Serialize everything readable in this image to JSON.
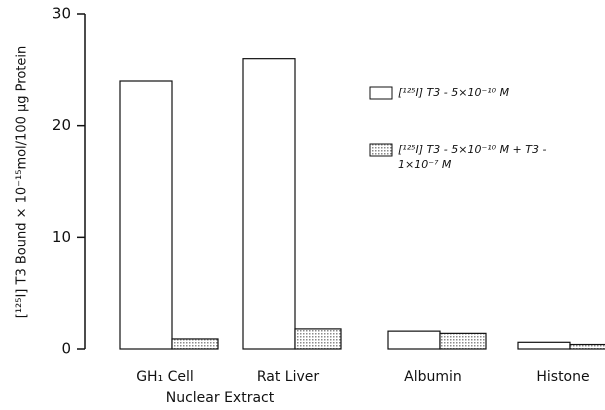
{
  "chart_data": {
    "type": "bar",
    "y_label": "[¹²⁵I] T3 Bound × 10⁻¹⁵mol/100 μg Protein",
    "x_label": "Nuclear Extract",
    "categories": [
      "GH₁ Cell",
      "Rat Liver",
      "Albumin",
      "Histone"
    ],
    "series": [
      {
        "name": "[¹²⁵I] T3 - 5×10⁻¹⁰ M",
        "color": "#ffffff",
        "values": [
          24,
          26,
          1.6,
          0.6
        ]
      },
      {
        "name": "[¹²⁵I] T3 - 5×10⁻¹⁰ M + T3 - 1×10⁻⁷ M",
        "color": "#8a8a8a",
        "values": [
          0.9,
          1.8,
          1.4,
          0.4
        ]
      }
    ],
    "ylim": [
      0,
      30
    ],
    "yticks": [
      0,
      10,
      20,
      30
    ],
    "grid": false
  }
}
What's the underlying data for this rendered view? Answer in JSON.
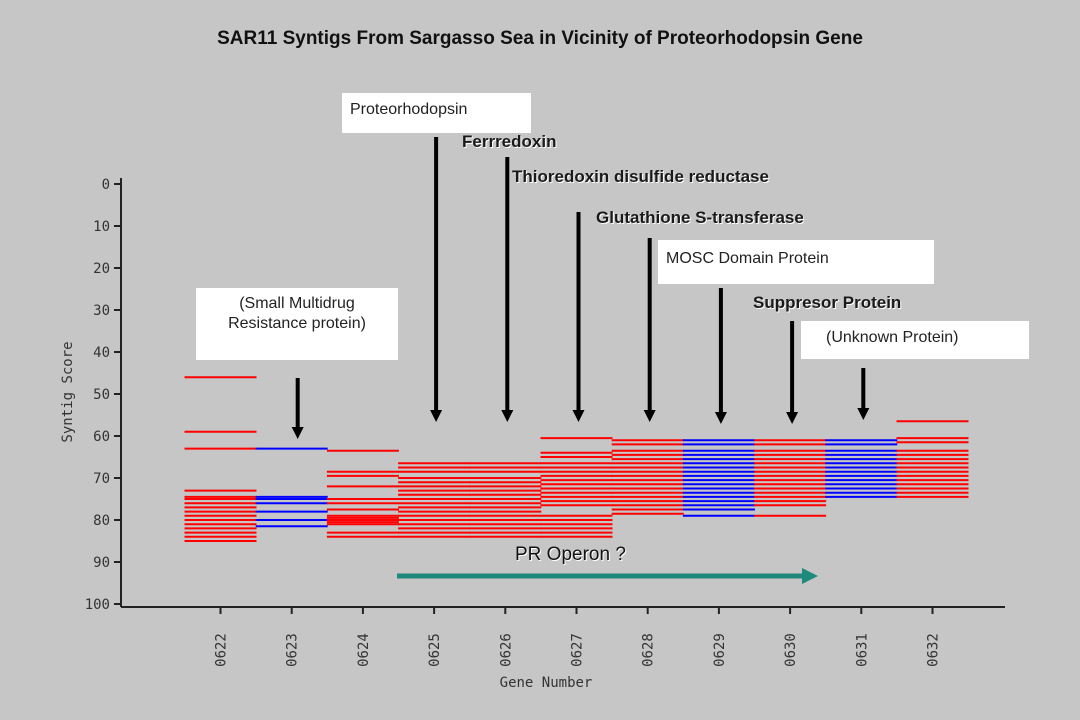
{
  "title": "SAR11 Syntigs From Sargasso Sea in Vicinity of Proteorhodopsin Gene",
  "colors": {
    "red": "#ff0000",
    "blue": "#0000ff",
    "background": "#c6c6c6",
    "operon_arrow": "#1f8a7c",
    "annotation_arrow": "#000000"
  },
  "chart_data": {
    "type": "heatmap",
    "title": "SAR11 Syntigs From Sargasso Sea in Vicinity of Proteorhodopsin Gene",
    "xlabel": "Gene Number",
    "ylabel": "Syntig Score",
    "ylim": [
      0,
      100
    ],
    "y_inverted": true,
    "yticks": [
      "0",
      "10",
      "20",
      "30",
      "40",
      "50",
      "60",
      "70",
      "80",
      "90",
      "100"
    ],
    "categories": [
      "0622",
      "0623",
      "0624",
      "0625",
      "0626",
      "0627",
      "0628",
      "0629",
      "0630",
      "0631",
      "0632"
    ],
    "series": [
      {
        "gene": "0622",
        "color": "red",
        "scores": [
          46,
          59,
          63,
          73,
          74.5,
          75,
          76,
          77,
          78,
          79,
          80,
          81,
          82,
          83,
          84,
          85
        ]
      },
      {
        "gene": "0623",
        "color": "blue",
        "scores": [
          63,
          74.5,
          75,
          76,
          78,
          80,
          81.5
        ]
      },
      {
        "gene": "0624",
        "color": "red",
        "scores": [
          63.5,
          68.5,
          69.5,
          72,
          75,
          76,
          77.5,
          79,
          79.5,
          80,
          80.5,
          81,
          83,
          84
        ]
      },
      {
        "gene": "0625",
        "color": "red",
        "scores": [
          66.5,
          67.5,
          68.5,
          70,
          71,
          72,
          73,
          74,
          75,
          76,
          77,
          78,
          79,
          80,
          81,
          82,
          83,
          84
        ]
      },
      {
        "gene": "0626",
        "color": "red",
        "scores": [
          66.5,
          67.5,
          68.5,
          70,
          71,
          72,
          73,
          74,
          75,
          76,
          77,
          78,
          79,
          80,
          81,
          82,
          83,
          84
        ]
      },
      {
        "gene": "0627",
        "color": "red",
        "scores": [
          60.5,
          64,
          65,
          66.5,
          67.5,
          68.5,
          69.5,
          70.5,
          71.5,
          72.5,
          73.5,
          74.5,
          75.5,
          76.5,
          79,
          80,
          81,
          82,
          83,
          84
        ]
      },
      {
        "gene": "0628",
        "color": "red",
        "scores": [
          61,
          62,
          63.5,
          64.5,
          65.5,
          66.5,
          67.5,
          68.5,
          69.5,
          70.5,
          71.5,
          72.5,
          73.5,
          74.5,
          75.5,
          76.5,
          77.5,
          78.5
        ]
      },
      {
        "gene": "0629",
        "color": "blue",
        "scores": [
          61,
          62,
          63.5,
          64.5,
          65.5,
          66.5,
          67.5,
          68.5,
          69.5,
          70.5,
          71.5,
          72.5,
          73.5,
          74.5,
          75.5,
          76.5,
          77.5,
          79
        ]
      },
      {
        "gene": "0630",
        "color": "red",
        "scores": [
          61,
          62,
          63.5,
          64.5,
          65.5,
          66.5,
          67.5,
          68.5,
          69.5,
          70.5,
          71.5,
          72.5,
          73.5,
          74.5,
          75.5,
          76.5,
          79
        ]
      },
      {
        "gene": "0631",
        "color": "blue",
        "scores": [
          61,
          62,
          63.5,
          64.5,
          65.5,
          66.5,
          67.5,
          68.5,
          69.5,
          70.5,
          71.5,
          72.5,
          73.5,
          74.5
        ]
      },
      {
        "gene": "0632",
        "color": "red",
        "scores": [
          56.5,
          60.5,
          61.5,
          63.5,
          64.5,
          65.5,
          66.5,
          67.5,
          68.5,
          69.5,
          70.5,
          71.5,
          72.5,
          73.5,
          74.5
        ]
      }
    ]
  },
  "annotations": [
    {
      "text": "Proteorhodopsin",
      "gene": "0625"
    },
    {
      "text": "Ferrredoxin",
      "gene": "0626"
    },
    {
      "text": "Thioredoxin disulfide reductase",
      "gene": "0627"
    },
    {
      "text": "Glutathione S-transferase",
      "gene": "0628"
    },
    {
      "text": "MOSC Domain Protein",
      "gene": "0629"
    },
    {
      "text": "Suppresor Protein",
      "gene": "0630"
    },
    {
      "text": "(Unknown Protein)",
      "gene": "0631"
    },
    {
      "text": "(Small Multidrug Resistance protein)",
      "gene": "0623"
    }
  ],
  "operon": {
    "label": "PR Operon ?",
    "from_gene": "0625",
    "to_gene": "0630"
  }
}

|---|

* _ABOUT THIS EXERCISE_
Tally the lines of the records that contain "¹²⁵I", then write only the total.

* _RESULT BELOW_
3